### Job
Copy every line of the material below word for word.

****

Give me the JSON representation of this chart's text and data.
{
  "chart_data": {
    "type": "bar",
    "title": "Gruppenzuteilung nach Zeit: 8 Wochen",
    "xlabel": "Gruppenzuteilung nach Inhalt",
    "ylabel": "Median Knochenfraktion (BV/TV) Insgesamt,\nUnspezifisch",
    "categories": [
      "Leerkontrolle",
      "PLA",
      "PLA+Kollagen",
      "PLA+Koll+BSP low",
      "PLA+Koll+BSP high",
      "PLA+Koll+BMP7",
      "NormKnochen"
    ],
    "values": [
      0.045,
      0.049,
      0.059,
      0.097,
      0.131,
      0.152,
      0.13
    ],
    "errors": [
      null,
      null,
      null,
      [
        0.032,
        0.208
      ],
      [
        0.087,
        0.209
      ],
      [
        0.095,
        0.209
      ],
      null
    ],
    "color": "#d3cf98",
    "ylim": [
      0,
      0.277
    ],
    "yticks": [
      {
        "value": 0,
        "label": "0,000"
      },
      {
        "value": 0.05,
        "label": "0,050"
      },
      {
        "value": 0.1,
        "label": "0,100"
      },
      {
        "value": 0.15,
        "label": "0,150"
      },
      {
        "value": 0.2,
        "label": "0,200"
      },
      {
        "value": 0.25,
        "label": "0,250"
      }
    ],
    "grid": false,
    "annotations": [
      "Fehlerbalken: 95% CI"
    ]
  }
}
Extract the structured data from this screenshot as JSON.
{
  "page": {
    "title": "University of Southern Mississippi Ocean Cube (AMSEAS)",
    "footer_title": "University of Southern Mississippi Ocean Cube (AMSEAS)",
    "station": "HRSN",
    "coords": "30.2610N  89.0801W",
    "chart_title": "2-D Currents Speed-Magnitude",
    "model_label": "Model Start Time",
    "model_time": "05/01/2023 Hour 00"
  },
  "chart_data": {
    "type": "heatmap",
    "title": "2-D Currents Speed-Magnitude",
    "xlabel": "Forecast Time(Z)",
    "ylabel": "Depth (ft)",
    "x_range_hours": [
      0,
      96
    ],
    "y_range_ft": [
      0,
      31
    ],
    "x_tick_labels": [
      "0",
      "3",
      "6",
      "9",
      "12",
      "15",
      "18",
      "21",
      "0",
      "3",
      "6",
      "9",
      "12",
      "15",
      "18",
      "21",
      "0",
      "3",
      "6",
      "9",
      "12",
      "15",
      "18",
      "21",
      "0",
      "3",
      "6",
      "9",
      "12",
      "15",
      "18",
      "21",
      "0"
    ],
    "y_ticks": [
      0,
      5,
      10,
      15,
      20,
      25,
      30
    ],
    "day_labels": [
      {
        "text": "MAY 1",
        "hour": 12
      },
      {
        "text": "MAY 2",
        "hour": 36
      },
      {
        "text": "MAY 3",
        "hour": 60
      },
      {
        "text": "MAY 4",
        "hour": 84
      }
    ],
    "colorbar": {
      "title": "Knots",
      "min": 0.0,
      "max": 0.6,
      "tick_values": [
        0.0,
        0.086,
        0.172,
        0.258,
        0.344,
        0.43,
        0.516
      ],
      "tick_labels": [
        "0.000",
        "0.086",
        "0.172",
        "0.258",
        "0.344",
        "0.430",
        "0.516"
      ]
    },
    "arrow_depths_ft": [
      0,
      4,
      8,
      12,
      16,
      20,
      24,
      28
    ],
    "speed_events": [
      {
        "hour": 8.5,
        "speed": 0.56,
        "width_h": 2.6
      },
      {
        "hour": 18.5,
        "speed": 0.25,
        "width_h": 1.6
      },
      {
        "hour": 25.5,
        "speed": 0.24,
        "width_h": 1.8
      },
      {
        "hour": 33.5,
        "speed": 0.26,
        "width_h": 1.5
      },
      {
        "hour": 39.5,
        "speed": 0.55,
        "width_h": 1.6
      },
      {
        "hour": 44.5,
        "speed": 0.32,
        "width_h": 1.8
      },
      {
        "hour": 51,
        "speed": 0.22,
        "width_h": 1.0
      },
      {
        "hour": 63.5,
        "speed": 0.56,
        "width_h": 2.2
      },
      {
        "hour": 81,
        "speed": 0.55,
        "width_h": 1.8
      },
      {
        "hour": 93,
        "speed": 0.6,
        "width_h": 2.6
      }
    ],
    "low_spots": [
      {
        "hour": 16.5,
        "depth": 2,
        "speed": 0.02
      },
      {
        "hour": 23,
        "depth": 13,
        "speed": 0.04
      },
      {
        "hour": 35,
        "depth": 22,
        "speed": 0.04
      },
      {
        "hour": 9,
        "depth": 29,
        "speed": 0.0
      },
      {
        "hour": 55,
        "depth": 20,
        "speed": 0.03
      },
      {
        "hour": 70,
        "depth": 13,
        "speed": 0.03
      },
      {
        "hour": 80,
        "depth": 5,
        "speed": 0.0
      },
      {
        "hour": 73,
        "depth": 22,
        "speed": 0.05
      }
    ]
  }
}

****

### Response to this exercise
Give me the JSON representation of this chart's text and data.
{
  "chart_data": {
    "type": "bar",
    "title": "Gruppenzuteilung nach Zeit: 8 Wochen",
    "xlabel": "Gruppenzuteilung nach Inhalt",
    "ylabel": "Median Knochenfraktion (BV/TV) Insgesamt,\nUnspezifisch",
    "categories": [
      "Leerkontrolle",
      "PLA",
      "PLA+Kollagen",
      "PLA+Koll+BSP low",
      "PLA+Koll+BSP high",
      "PLA+Koll+BMP7",
      "NormKnochen"
    ],
    "values": [
      0.045,
      0.049,
      0.059,
      0.097,
      0.131,
      0.152,
      0.13
    ],
    "errors": [
      null,
      null,
      null,
      [
        0.032,
        0.208
      ],
      [
        0.087,
        0.209
      ],
      [
        0.095,
        0.209
      ],
      null
    ],
    "color": "#d3cf98",
    "ylim": [
      0,
      0.277
    ],
    "yticks": [
      {
        "value": 0,
        "label": "0,000"
      },
      {
        "value": 0.05,
        "label": "0,050"
      },
      {
        "value": 0.1,
        "label": "0,100"
      },
      {
        "value": 0.15,
        "label": "0,150"
      },
      {
        "value": 0.2,
        "label": "0,200"
      },
      {
        "value": 0.25,
        "label": "0,250"
      }
    ],
    "grid": false,
    "annotations": [
      "Fehlerbalken: 95% CI"
    ]
  }
}
Extract the structured data from this screenshot as JSON.
{
  "page": {
    "title": "University of Southern Mississippi Ocean Cube (AMSEAS)",
    "footer_title": "University of Southern Mississippi Ocean Cube (AMSEAS)",
    "station": "HRSN",
    "coords": "30.2610N  89.0801W",
    "chart_title": "2-D Currents Speed-Magnitude",
    "model_label": "Model Start Time",
    "model_time": "05/01/2023 Hour 00"
  },
  "chart_data": {
    "type": "heatmap",
    "title": "2-D Currents Speed-Magnitude",
    "xlabel": "Forecast Time(Z)",
    "ylabel": "Depth (ft)",
    "x_range_hours": [
      0,
      96
    ],
    "y_range_ft": [
      0,
      31
    ],
    "x_tick_labels": [
      "0",
      "3",
      "6",
      "9",
      "12",
      "15",
      "18",
      "21",
      "0",
      "3",
      "6",
      "9",
      "12",
      "15",
      "18",
      "21",
      "0",
      "3",
      "6",
      "9",
      "12",
      "15",
      "18",
      "21",
      "0",
      "3",
      "6",
      "9",
      "12",
      "15",
      "18",
      "21",
      "0"
    ],
    "y_ticks": [
      0,
      5,
      10,
      15,
      20,
      25,
      30
    ],
    "day_labels": [
      {
        "text": "MAY 1",
        "hour": 12
      },
      {
        "text": "MAY 2",
        "hour": 36
      },
      {
        "text": "MAY 3",
        "hour": 60
      },
      {
        "text": "MAY 4",
        "hour": 84
      }
    ],
    "colorbar": {
      "title": "Knots",
      "min": 0.0,
      "max": 0.6,
      "tick_values": [
        0.0,
        0.086,
        0.172,
        0.258,
        0.344,
        0.43,
        0.516
      ],
      "tick_labels": [
        "0.000",
        "0.086",
        "0.172",
        "0.258",
        "0.344",
        "0.430",
        "0.516"
      ]
    },
    "arrow_depths_ft": [
      0,
      4,
      8,
      12,
      16,
      20,
      24,
      28
    ],
    "speed_events": [
      {
        "hour": 8.5,
        "speed": 0.56,
        "width_h": 2.6
      },
      {
        "hour": 18.5,
        "speed": 0.25,
        "width_h": 1.6
      },
      {
        "hour": 25.5,
        "speed": 0.24,
        "width_h": 1.8
      },
      {
        "hour": 33.5,
        "speed": 0.26,
        "width_h": 1.5
      },
      {
        "hour": 39.5,
        "speed": 0.55,
        "width_h": 1.6
      },
      {
        "hour": 44.5,
        "speed": 0.32,
        "width_h": 1.8
      },
      {
        "hour": 51,
        "speed": 0.22,
        "width_h": 1.0
      },
      {
        "hour": 63.5,
        "speed": 0.56,
        "width_h": 2.2
      },
      {
        "hour": 81,
        "speed": 0.55,
        "width_h": 1.8
      },
      {
        "hour": 93,
        "speed": 0.6,
        "width_h": 2.6
      }
    ],
    "low_spots": [
      {
        "hour": 16.5,
        "depth": 2,
        "speed": 0.02
      },
      {
        "hour": 23,
        "depth": 13,
        "speed": 0.04
      },
      {
        "hour": 35,
        "depth": 22,
        "speed": 0.04
      },
      {
        "hour": 9,
        "depth": 29,
        "speed": 0.0
      },
      {
        "hour": 55,
        "depth": 20,
        "speed": 0.03
      },
      {
        "hour": 70,
        "depth": 13,
        "speed": 0.03
      },
      {
        "hour": 80,
        "depth": 5,
        "speed": 0.0
      },
      {
        "hour": 73,
        "depth": 22,
        "speed": 0.05
      }
    ]
  }
}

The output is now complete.